▶ **ACTIVITY**
Return the material exactly. Every line must stay as it is.

▶ **INFORMATION PROVIDED**
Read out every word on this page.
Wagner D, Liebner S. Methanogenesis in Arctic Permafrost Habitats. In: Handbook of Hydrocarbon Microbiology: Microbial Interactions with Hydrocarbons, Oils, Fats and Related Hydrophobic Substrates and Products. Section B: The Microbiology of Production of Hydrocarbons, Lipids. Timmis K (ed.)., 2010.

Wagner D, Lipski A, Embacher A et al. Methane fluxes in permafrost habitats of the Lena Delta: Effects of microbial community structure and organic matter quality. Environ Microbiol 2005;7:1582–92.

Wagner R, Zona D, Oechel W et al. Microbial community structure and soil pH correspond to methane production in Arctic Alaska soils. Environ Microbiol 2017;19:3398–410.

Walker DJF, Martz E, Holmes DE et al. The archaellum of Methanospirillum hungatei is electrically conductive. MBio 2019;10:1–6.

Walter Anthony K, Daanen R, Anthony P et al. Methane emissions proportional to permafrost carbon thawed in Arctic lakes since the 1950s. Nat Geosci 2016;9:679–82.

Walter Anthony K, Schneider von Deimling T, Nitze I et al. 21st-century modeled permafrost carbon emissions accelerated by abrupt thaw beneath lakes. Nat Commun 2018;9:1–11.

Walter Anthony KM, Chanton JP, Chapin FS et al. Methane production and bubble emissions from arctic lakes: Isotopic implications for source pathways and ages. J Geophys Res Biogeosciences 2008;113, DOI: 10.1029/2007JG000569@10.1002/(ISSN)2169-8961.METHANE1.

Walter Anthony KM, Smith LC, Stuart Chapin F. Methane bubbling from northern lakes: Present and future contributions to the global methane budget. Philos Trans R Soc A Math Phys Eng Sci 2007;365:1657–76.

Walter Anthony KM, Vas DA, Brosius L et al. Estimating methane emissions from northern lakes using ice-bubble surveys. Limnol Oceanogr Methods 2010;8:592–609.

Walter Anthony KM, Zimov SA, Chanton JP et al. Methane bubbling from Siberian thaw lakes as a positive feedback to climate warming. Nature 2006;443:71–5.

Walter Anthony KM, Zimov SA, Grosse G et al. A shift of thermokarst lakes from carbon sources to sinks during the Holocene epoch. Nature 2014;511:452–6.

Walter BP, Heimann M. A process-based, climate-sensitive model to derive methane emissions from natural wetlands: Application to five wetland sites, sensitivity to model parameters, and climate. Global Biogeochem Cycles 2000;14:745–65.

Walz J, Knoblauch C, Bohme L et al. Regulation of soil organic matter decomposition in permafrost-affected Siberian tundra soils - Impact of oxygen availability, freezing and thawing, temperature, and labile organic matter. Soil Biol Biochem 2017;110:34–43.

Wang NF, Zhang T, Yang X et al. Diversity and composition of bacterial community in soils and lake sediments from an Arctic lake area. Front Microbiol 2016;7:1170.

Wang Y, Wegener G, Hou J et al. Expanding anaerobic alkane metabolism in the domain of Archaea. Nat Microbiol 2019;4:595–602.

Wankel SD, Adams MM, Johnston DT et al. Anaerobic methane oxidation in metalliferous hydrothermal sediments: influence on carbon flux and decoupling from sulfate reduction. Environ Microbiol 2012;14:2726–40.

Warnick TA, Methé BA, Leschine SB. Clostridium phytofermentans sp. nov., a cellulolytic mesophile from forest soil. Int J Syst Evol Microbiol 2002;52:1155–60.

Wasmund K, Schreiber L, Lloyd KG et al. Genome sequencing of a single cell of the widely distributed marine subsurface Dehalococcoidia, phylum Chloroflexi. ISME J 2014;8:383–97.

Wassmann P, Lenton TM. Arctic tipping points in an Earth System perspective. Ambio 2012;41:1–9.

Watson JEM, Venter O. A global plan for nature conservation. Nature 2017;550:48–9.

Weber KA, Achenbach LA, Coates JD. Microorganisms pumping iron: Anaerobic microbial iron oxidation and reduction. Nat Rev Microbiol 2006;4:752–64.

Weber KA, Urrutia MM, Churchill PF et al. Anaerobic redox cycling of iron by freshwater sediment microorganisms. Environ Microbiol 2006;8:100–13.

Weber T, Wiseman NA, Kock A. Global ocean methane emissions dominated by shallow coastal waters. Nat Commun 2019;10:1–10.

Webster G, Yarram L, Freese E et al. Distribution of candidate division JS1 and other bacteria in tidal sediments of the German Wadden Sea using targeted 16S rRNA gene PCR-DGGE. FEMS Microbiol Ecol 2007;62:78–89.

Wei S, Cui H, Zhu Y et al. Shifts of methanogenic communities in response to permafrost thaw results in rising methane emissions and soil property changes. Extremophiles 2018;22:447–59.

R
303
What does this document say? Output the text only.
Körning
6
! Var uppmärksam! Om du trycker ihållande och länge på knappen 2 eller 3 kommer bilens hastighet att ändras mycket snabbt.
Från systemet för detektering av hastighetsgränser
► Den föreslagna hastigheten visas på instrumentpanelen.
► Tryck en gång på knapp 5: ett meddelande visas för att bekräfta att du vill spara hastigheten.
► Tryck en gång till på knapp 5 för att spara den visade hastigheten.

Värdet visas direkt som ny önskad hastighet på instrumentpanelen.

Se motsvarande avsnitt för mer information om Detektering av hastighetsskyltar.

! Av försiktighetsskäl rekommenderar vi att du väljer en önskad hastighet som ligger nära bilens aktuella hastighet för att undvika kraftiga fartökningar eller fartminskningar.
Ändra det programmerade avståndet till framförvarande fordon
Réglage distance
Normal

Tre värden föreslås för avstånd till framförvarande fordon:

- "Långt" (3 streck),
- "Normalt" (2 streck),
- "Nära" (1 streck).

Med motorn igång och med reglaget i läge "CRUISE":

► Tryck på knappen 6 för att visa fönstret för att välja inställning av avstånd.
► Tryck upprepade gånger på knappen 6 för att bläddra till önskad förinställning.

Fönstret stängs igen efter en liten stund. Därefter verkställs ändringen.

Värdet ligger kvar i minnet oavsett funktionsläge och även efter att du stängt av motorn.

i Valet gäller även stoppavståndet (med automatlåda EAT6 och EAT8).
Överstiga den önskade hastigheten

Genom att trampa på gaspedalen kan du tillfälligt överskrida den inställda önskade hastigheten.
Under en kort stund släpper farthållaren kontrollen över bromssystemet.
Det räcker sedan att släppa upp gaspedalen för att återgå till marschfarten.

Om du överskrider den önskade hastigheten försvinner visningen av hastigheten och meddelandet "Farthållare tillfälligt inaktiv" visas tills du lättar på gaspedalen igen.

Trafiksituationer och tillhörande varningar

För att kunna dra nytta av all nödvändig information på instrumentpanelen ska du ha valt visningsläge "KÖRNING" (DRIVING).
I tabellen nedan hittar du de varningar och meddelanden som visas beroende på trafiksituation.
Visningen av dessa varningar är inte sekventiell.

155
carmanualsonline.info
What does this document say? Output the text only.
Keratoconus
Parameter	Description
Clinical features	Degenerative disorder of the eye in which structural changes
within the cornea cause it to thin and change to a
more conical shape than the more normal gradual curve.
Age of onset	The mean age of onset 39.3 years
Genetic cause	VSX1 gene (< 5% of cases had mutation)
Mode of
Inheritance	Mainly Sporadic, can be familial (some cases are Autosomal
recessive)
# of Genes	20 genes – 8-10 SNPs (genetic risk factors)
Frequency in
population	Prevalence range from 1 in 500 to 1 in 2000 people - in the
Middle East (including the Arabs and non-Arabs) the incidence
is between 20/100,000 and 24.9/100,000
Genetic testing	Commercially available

▶ **SOLUTION FOR THIS EXERCISE**
Read out every word on this page.
Wagner D, Liebner S. Methanogenesis in Arctic Permafrost Habitats. In: Handbook of Hydrocarbon Microbiology: Microbial Interactions with Hydrocarbons, Oils, Fats and Related Hydrophobic Substrates and Products. Section B: The Microbiology of Production of Hydrocarbons, Lipids. Timmis K (ed.)., 2010.

Wagner D, Lipski A, Embacher A et al. Methane fluxes in permafrost habitats of the Lena Delta: Effects of microbial community structure and organic matter quality. Environ Microbiol 2005;7:1582–92.

Wagner R, Zona D, Oechel W et al. Microbial community structure and soil pH correspond to methane production in Arctic Alaska soils. Environ Microbiol 2017;19:3398–410.

Walker DJF, Martz E, Holmes DE et al. The archaellum of Methanospirillum hungatei is electrically conductive. MBio 2019;10:1–6.

Walter Anthony K, Daanen R, Anthony P et al. Methane emissions proportional to permafrost carbon thawed in Arctic lakes since the 1950s. Nat Geosci 2016;9:679–82.

Walter Anthony K, Schneider von Deimling T, Nitze I et al. 21st-century modeled permafrost carbon emissions accelerated by abrupt thaw beneath lakes. Nat Commun 2018;9:1–11.

Walter Anthony KM, Chanton JP, Chapin FS et al. Methane production and bubble emissions from arctic lakes: Isotopic implications for source pathways and ages. J Geophys Res Biogeosciences 2008;113, DOI: 10.1029/2007JG000569@10.1002/(ISSN)2169-8961.METHANE1.

Walter Anthony KM, Smith LC, Stuart Chapin F. Methane bubbling from northern lakes: Present and future contributions to the global methane budget. Philos Trans R Soc A Math Phys Eng Sci 2007;365:1657–76.

Walter Anthony KM, Vas DA, Brosius L et al. Estimating methane emissions from northern lakes using ice-bubble surveys. Limnol Oceanogr Methods 2010;8:592–609.

Walter Anthony KM, Zimov SA, Chanton JP et al. Methane bubbling from Siberian thaw lakes as a positive feedback to climate warming. Nature 2006;443:71–5.

Walter Anthony KM, Zimov SA, Grosse G et al. A shift of thermokarst lakes from carbon sources to sinks during the Holocene epoch. Nature 2014;511:452–6.

Walter BP, Heimann M. A process-based, climate-sensitive model to derive methane emissions from natural wetlands: Application to five wetland sites, sensitivity to model parameters, and climate. Global Biogeochem Cycles 2000;14:745–65.

Walz J, Knoblauch C, Bohme L et al. Regulation of soil organic matter decomposition in permafrost-affected Siberian tundra soils - Impact of oxygen availability, freezing and thawing, temperature, and labile organic matter. Soil Biol Biochem 2017;110:34–43.

Wang NF, Zhang T, Yang X et al. Diversity and composition of bacterial community in soils and lake sediments from an Arctic lake area. Front Microbiol 2016;7:1170.

Wang Y, Wegener G, Hou J et al. Expanding anaerobic alkane metabolism in the domain of Archaea. Nat Microbiol 2019;4:595–602.

Wankel SD, Adams MM, Johnston DT et al. Anaerobic methane oxidation in metalliferous hydrothermal sediments: influence on carbon flux and decoupling from sulfate reduction. Environ Microbiol 2012;14:2726–40.

Warnick TA, Methé BA, Leschine SB. Clostridium phytofermentans sp. nov., a cellulolytic mesophile from forest soil. Int J Syst Evol Microbiol 2002;52:1155–60.

Wasmund K, Schreiber L, Lloyd KG et al. Genome sequencing of a single cell of the widely distributed marine subsurface Dehalococcoidia, phylum Chloroflexi. ISME J 2014;8:383–97.

Wassmann P, Lenton TM. Arctic tipping points in an Earth System perspective. Ambio 2012;41:1–9.

Watson JEM, Venter O. A global plan for nature conservation. Nature 2017;550:48–9.

Weber KA, Achenbach LA, Coates JD. Microorganisms pumping iron: Anaerobic microbial iron oxidation and reduction. Nat Rev Microbiol 2006;4:752–64.

Weber KA, Urrutia MM, Churchill PF et al. Anaerobic redox cycling of iron by freshwater sediment microorganisms. Environ Microbiol 2006;8:100–13.

Weber T, Wiseman NA, Kock A. Global ocean methane emissions dominated by shallow coastal waters. Nat Commun 2019;10:1–10.

Webster G, Yarram L, Freese E et al. Distribution of candidate division JS1 and other bacteria in tidal sediments of the German Wadden Sea using targeted 16S rRNA gene PCR-DGGE. FEMS Microbiol Ecol 2007;62:78–89.

Wei S, Cui H, Zhu Y et al. Shifts of methanogenic communities in response to permafrost thaw results in rising methane emissions and soil property changes. Extremophiles 2018;22:447–59.

R
303
What does this document say? Output the text only.
Körning
6
! Var uppmärksam! Om du trycker ihållande och länge på knappen 2 eller 3 kommer bilens hastighet att ändras mycket snabbt.
Från systemet för detektering av hastighetsgränser
► Den föreslagna hastigheten visas på instrumentpanelen.
► Tryck en gång på knapp 5: ett meddelande visas för att bekräfta att du vill spara hastigheten.
► Tryck en gång till på knapp 5 för att spara den visade hastigheten.

Värdet visas direkt som ny önskad hastighet på instrumentpanelen.

Se motsvarande avsnitt för mer information om Detektering av hastighetsskyltar.

! Av försiktighetsskäl rekommenderar vi att du väljer en önskad hastighet som ligger nära bilens aktuella hastighet för att undvika kraftiga fartökningar eller fartminskningar.
Ändra det programmerade avståndet till framförvarande fordon
Réglage distance
Normal

Tre värden föreslås för avstånd till framförvarande fordon:

- "Långt" (3 streck),
- "Normalt" (2 streck),
- "Nära" (1 streck).

Med motorn igång och med reglaget i läge "CRUISE":

► Tryck på knappen 6 för att visa fönstret för att välja inställning av avstånd.
► Tryck upprepade gånger på knappen 6 för att bläddra till önskad förinställning.

Fönstret stängs igen efter en liten stund. Därefter verkställs ändringen.

Värdet ligger kvar i minnet oavsett funktionsläge och även efter att du stängt av motorn.

i Valet gäller även stoppavståndet (med automatlåda EAT6 och EAT8).
Överstiga den önskade hastigheten

Genom att trampa på gaspedalen kan du tillfälligt överskrida den inställda önskade hastigheten.
Under en kort stund släpper farthållaren kontrollen över bromssystemet.
Det räcker sedan att släppa upp gaspedalen för att återgå till marschfarten.

Om du överskrider den önskade hastigheten försvinner visningen av hastigheten och meddelandet "Farthållare tillfälligt inaktiv" visas tills du lättar på gaspedalen igen.

Trafiksituationer och tillhörande varningar

För att kunna dra nytta av all nödvändig information på instrumentpanelen ska du ha valt visningsläge "KÖRNING" (DRIVING).
I tabellen nedan hittar du de varningar och meddelanden som visas beroende på trafiksituation.
Visningen av dessa varningar är inte sekventiell.

155
carmanualsonline.info
What does this document say? Output the text only.
Keratoconus
Parameter	Description
Clinical features	Degenerative disorder of the eye in which structural changes
within the cornea cause it to thin and change to a
more conical shape than the more normal gradual curve.
Age of onset	The mean age of onset 39.3 years
Genetic cause	VSX1 gene (< 5% of cases had mutation)
Mode of
Inheritance	Mainly Sporadic, can be familial (some cases are Autosomal
recessive)
# of Genes	20 genes – 8-10 SNPs (genetic risk factors)
Frequency in
population	Prevalence range from 1 in 500 to 1 in 2000 people - in the
Middle East (including the Arabs and non-Arabs) the incidence
is between 20/100,000 and 24.9/100,000
Genetic testing	Commercially available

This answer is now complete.